### Supplied information:

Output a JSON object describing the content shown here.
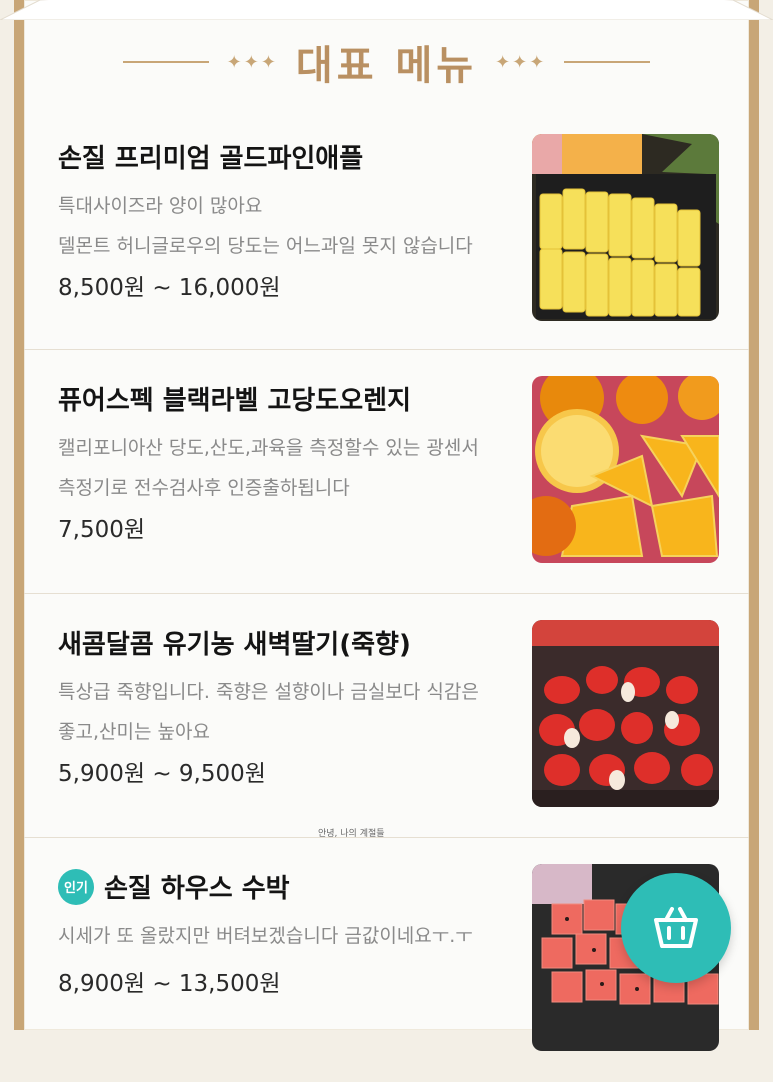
{
  "header": {
    "title": "대표 메뉴",
    "ornament": "✦✦✦"
  },
  "menu": [
    {
      "name": "손질 프리미엄 골드파인애플",
      "badge": "",
      "desc1": "특대사이즈라 양이 많아요",
      "desc2": "델몬트 허니글로우의 당도는 어느과일 못지 않습니다",
      "price": "8,500원 ~ 16,000원"
    },
    {
      "name": "퓨어스펙 블랙라벨 고당도오렌지",
      "badge": "",
      "desc1": "캘리포니아산 당도,산도,과육을 측정할수 있는 광센서",
      "desc2": "측정기로 전수검사후 인증출하됩니다",
      "price": "7,500원"
    },
    {
      "name": "새콤달콤 유기농 새벽딸기(죽향)",
      "badge": "",
      "desc1": "특상급 죽향입니다. 죽향은 설향이나 금실보다 식감은",
      "desc2": "좋고,산미는 높아요",
      "price": "5,900원 ~ 9,500원"
    },
    {
      "name": "손질 하우스 수박",
      "badge": "인기",
      "desc1": "시세가 또 올랐지만 버텨보겠습니다 금값이네요ㅜ.ㅜ",
      "desc2": "",
      "price": "8,900원 ~ 13,500원"
    }
  ],
  "watermark": "안녕, 나의 계절들",
  "colors": {
    "accent": "#2ebdb6",
    "gold": "#c8a677",
    "title": "#b99062"
  },
  "icons": {
    "cart": "basket-icon"
  }
}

### Exercise task:
Set down all the data again exactly as above, pictures excluded.

### Expected answer:
Output a JSON object describing the content shown here.
{
  "header": {
    "title": "대표 메뉴",
    "ornament": "✦✦✦"
  },
  "menu": [
    {
      "name": "손질 프리미엄 골드파인애플",
      "badge": "",
      "desc1": "특대사이즈라 양이 많아요",
      "desc2": "델몬트 허니글로우의 당도는 어느과일 못지 않습니다",
      "price": "8,500원 ~ 16,000원"
    },
    {
      "name": "퓨어스펙 블랙라벨 고당도오렌지",
      "badge": "",
      "desc1": "캘리포니아산 당도,산도,과육을 측정할수 있는 광센서",
      "desc2": "측정기로 전수검사후 인증출하됩니다",
      "price": "7,500원"
    },
    {
      "name": "새콤달콤 유기농 새벽딸기(죽향)",
      "badge": "",
      "desc1": "특상급 죽향입니다. 죽향은 설향이나 금실보다 식감은",
      "desc2": "좋고,산미는 높아요",
      "price": "5,900원 ~ 9,500원"
    },
    {
      "name": "손질 하우스 수박",
      "badge": "인기",
      "desc1": "시세가 또 올랐지만 버텨보겠습니다 금값이네요ㅜ.ㅜ",
      "desc2": "",
      "price": "8,900원 ~ 13,500원"
    }
  ],
  "watermark": "안녕, 나의 계절들",
  "colors": {
    "accent": "#2ebdb6",
    "gold": "#c8a677",
    "title": "#b99062"
  },
  "icons": {
    "cart": "basket-icon"
  }
}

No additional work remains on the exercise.